- Instructions for the task -
Copy every line of the material below word for word.

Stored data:
——

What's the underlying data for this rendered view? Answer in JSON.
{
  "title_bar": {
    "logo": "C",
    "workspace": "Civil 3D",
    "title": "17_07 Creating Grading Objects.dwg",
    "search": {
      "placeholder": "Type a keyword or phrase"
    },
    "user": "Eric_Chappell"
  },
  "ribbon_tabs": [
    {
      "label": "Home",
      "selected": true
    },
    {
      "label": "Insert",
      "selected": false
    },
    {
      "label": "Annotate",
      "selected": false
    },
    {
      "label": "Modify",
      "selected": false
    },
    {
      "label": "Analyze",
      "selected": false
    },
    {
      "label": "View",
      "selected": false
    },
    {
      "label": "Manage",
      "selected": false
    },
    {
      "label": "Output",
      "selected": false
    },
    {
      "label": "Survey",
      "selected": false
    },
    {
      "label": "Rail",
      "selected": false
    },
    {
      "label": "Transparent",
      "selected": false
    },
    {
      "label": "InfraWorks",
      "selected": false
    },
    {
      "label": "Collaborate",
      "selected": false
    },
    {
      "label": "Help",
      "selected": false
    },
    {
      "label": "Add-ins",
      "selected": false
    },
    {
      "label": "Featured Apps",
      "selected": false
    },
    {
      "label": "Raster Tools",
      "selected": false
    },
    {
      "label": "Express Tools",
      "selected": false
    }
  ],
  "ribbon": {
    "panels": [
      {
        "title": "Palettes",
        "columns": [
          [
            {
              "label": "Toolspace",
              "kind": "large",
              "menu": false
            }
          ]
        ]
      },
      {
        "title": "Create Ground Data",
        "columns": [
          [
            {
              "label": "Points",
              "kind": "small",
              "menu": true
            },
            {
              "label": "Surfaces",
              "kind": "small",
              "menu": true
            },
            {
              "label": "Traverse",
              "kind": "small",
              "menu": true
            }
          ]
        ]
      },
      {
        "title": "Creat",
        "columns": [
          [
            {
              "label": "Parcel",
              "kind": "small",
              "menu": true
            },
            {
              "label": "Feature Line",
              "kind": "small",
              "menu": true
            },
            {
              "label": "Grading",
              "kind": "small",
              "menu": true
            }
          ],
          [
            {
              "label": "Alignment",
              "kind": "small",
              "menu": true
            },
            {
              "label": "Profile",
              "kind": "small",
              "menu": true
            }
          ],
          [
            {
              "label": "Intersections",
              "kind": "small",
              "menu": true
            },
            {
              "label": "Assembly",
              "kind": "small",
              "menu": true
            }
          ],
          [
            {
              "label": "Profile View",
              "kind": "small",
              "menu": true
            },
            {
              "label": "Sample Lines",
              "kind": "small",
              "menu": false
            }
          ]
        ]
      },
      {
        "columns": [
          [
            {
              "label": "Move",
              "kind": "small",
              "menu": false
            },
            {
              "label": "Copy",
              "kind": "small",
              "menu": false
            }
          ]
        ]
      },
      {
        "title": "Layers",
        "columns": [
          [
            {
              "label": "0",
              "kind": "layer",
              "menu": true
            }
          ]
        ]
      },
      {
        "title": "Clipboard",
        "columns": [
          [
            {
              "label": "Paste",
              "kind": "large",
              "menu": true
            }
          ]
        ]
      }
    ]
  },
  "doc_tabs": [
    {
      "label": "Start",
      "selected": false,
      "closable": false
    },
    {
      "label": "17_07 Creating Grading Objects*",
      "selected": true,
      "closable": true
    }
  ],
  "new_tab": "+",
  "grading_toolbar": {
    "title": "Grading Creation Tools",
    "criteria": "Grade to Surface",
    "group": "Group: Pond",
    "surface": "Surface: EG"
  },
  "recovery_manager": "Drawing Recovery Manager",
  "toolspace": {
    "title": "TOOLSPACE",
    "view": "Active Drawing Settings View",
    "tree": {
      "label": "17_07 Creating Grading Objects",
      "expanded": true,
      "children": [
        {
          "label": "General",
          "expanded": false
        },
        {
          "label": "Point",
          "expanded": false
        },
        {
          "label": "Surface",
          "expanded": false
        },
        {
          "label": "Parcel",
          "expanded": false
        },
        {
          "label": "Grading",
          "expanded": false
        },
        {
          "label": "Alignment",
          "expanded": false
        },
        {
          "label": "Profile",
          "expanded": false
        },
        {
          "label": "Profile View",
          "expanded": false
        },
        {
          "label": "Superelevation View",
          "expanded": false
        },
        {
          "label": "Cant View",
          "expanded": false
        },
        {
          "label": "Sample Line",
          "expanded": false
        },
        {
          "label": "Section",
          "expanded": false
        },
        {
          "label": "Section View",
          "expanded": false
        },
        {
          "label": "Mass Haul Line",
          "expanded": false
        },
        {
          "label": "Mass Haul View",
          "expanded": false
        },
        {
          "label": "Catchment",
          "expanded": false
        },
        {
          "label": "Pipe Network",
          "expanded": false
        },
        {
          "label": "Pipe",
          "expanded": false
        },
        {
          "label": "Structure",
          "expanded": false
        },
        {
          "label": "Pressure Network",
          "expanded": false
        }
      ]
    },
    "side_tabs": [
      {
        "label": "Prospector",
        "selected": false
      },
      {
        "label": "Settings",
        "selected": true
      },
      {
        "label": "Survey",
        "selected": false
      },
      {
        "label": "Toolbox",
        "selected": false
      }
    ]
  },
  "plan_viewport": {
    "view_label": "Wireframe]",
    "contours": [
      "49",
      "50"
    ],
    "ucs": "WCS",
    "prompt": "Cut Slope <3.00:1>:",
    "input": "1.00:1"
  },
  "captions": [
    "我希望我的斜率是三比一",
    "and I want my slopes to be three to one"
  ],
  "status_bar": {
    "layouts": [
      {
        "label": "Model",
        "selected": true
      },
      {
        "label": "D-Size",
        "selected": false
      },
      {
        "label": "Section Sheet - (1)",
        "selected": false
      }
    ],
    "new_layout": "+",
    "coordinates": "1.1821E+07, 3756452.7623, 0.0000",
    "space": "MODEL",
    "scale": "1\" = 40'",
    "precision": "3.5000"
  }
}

——

- Written answer -
What's the underlying data for this rendered view? Answer in JSON.
{
  "title_bar": {
    "logo": "C",
    "workspace": "Civil 3D",
    "title": "17_07 Creating Grading Objects.dwg",
    "search": {
      "placeholder": "Type a keyword or phrase"
    },
    "user": "Eric_Chappell"
  },
  "ribbon_tabs": [
    {
      "label": "Home",
      "selected": true
    },
    {
      "label": "Insert",
      "selected": false
    },
    {
      "label": "Annotate",
      "selected": false
    },
    {
      "label": "Modify",
      "selected": false
    },
    {
      "label": "Analyze",
      "selected": false
    },
    {
      "label": "View",
      "selected": false
    },
    {
      "label": "Manage",
      "selected": false
    },
    {
      "label": "Output",
      "selected": false
    },
    {
      "label": "Survey",
      "selected": false
    },
    {
      "label": "Rail",
      "selected": false
    },
    {
      "label": "Transparent",
      "selected": false
    },
    {
      "label": "InfraWorks",
      "selected": false
    },
    {
      "label": "Collaborate",
      "selected": false
    },
    {
      "label": "Help",
      "selected": false
    },
    {
      "label": "Add-ins",
      "selected": false
    },
    {
      "label": "Featured Apps",
      "selected": false
    },
    {
      "label": "Raster Tools",
      "selected": false
    },
    {
      "label": "Express Tools",
      "selected": false
    }
  ],
  "ribbon": {
    "panels": [
      {
        "title": "Palettes",
        "columns": [
          [
            {
              "label": "Toolspace",
              "kind": "large",
              "menu": false
            }
          ]
        ]
      },
      {
        "title": "Create Ground Data",
        "columns": [
          [
            {
              "label": "Points",
              "kind": "small",
              "menu": true
            },
            {
              "label": "Surfaces",
              "kind": "small",
              "menu": true
            },
            {
              "label": "Traverse",
              "kind": "small",
              "menu": true
            }
          ]
        ]
      },
      {
        "title": "Creat",
        "columns": [
          [
            {
              "label": "Parcel",
              "kind": "small",
              "menu": true
            },
            {
              "label": "Feature Line",
              "kind": "small",
              "menu": true
            },
            {
              "label": "Grading",
              "kind": "small",
              "menu": true
            }
          ],
          [
            {
              "label": "Alignment",
              "kind": "small",
              "menu": true
            },
            {
              "label": "Profile",
              "kind": "small",
              "menu": true
            }
          ],
          [
            {
              "label": "Intersections",
              "kind": "small",
              "menu": true
            },
            {
              "label": "Assembly",
              "kind": "small",
              "menu": true
            }
          ],
          [
            {
              "label": "Profile View",
              "kind": "small",
              "menu": true
            },
            {
              "label": "Sample Lines",
              "kind": "small",
              "menu": false
            }
          ]
        ]
      },
      {
        "columns": [
          [
            {
              "label": "Move",
              "kind": "small",
              "menu": false
            },
            {
              "label": "Copy",
              "kind": "small",
              "menu": false
            }
          ]
        ]
      },
      {
        "title": "Layers",
        "columns": [
          [
            {
              "label": "0",
              "kind": "layer",
              "menu": true
            }
          ]
        ]
      },
      {
        "title": "Clipboard",
        "columns": [
          [
            {
              "label": "Paste",
              "kind": "large",
              "menu": true
            }
          ]
        ]
      }
    ]
  },
  "doc_tabs": [
    {
      "label": "Start",
      "selected": false,
      "closable": false
    },
    {
      "label": "17_07 Creating Grading Objects*",
      "selected": true,
      "closable": true
    }
  ],
  "new_tab": "+",
  "grading_toolbar": {
    "title": "Grading Creation Tools",
    "criteria": "Grade to Surface",
    "group": "Group: Pond",
    "surface": "Surface: EG"
  },
  "recovery_manager": "Drawing Recovery Manager",
  "toolspace": {
    "title": "TOOLSPACE",
    "view": "Active Drawing Settings View",
    "tree": {
      "label": "17_07 Creating Grading Objects",
      "expanded": true,
      "children": [
        {
          "label": "General",
          "expanded": false
        },
        {
          "label": "Point",
          "expanded": false
        },
        {
          "label": "Surface",
          "expanded": false
        },
        {
          "label": "Parcel",
          "expanded": false
        },
        {
          "label": "Grading",
          "expanded": false
        },
        {
          "label": "Alignment",
          "expanded": false
        },
        {
          "label": "Profile",
          "expanded": false
        },
        {
          "label": "Profile View",
          "expanded": false
        },
        {
          "label": "Superelevation View",
          "expanded": false
        },
        {
          "label": "Cant View",
          "expanded": false
        },
        {
          "label": "Sample Line",
          "expanded": false
        },
        {
          "label": "Section",
          "expanded": false
        },
        {
          "label": "Section View",
          "expanded": false
        },
        {
          "label": "Mass Haul Line",
          "expanded": false
        },
        {
          "label": "Mass Haul View",
          "expanded": false
        },
        {
          "label": "Catchment",
          "expanded": false
        },
        {
          "label": "Pipe Network",
          "expanded": false
        },
        {
          "label": "Pipe",
          "expanded": false
        },
        {
          "label": "Structure",
          "expanded": false
        },
        {
          "label": "Pressure Network",
          "expanded": false
        }
      ]
    },
    "side_tabs": [
      {
        "label": "Prospector",
        "selected": false
      },
      {
        "label": "Settings",
        "selected": true
      },
      {
        "label": "Survey",
        "selected": false
      },
      {
        "label": "Toolbox",
        "selected": false
      }
    ]
  },
  "plan_viewport": {
    "view_label": "Wireframe]",
    "contours": [
      "49",
      "50"
    ],
    "ucs": "WCS",
    "prompt": "Cut Slope <3.00:1>:",
    "input": "1.00:1"
  },
  "captions": [
    "我希望我的斜率是三比一",
    "and I want my slopes to be three to one"
  ],
  "status_bar": {
    "layouts": [
      {
        "label": "Model",
        "selected": true
      },
      {
        "label": "D-Size",
        "selected": false
      },
      {
        "label": "Section Sheet - (1)",
        "selected": false
      }
    ],
    "new_layout": "+",
    "coordinates": "1.1821E+07, 3756452.7623, 0.0000",
    "space": "MODEL",
    "scale": "1\" = 40'",
    "precision": "3.5000"
  }
}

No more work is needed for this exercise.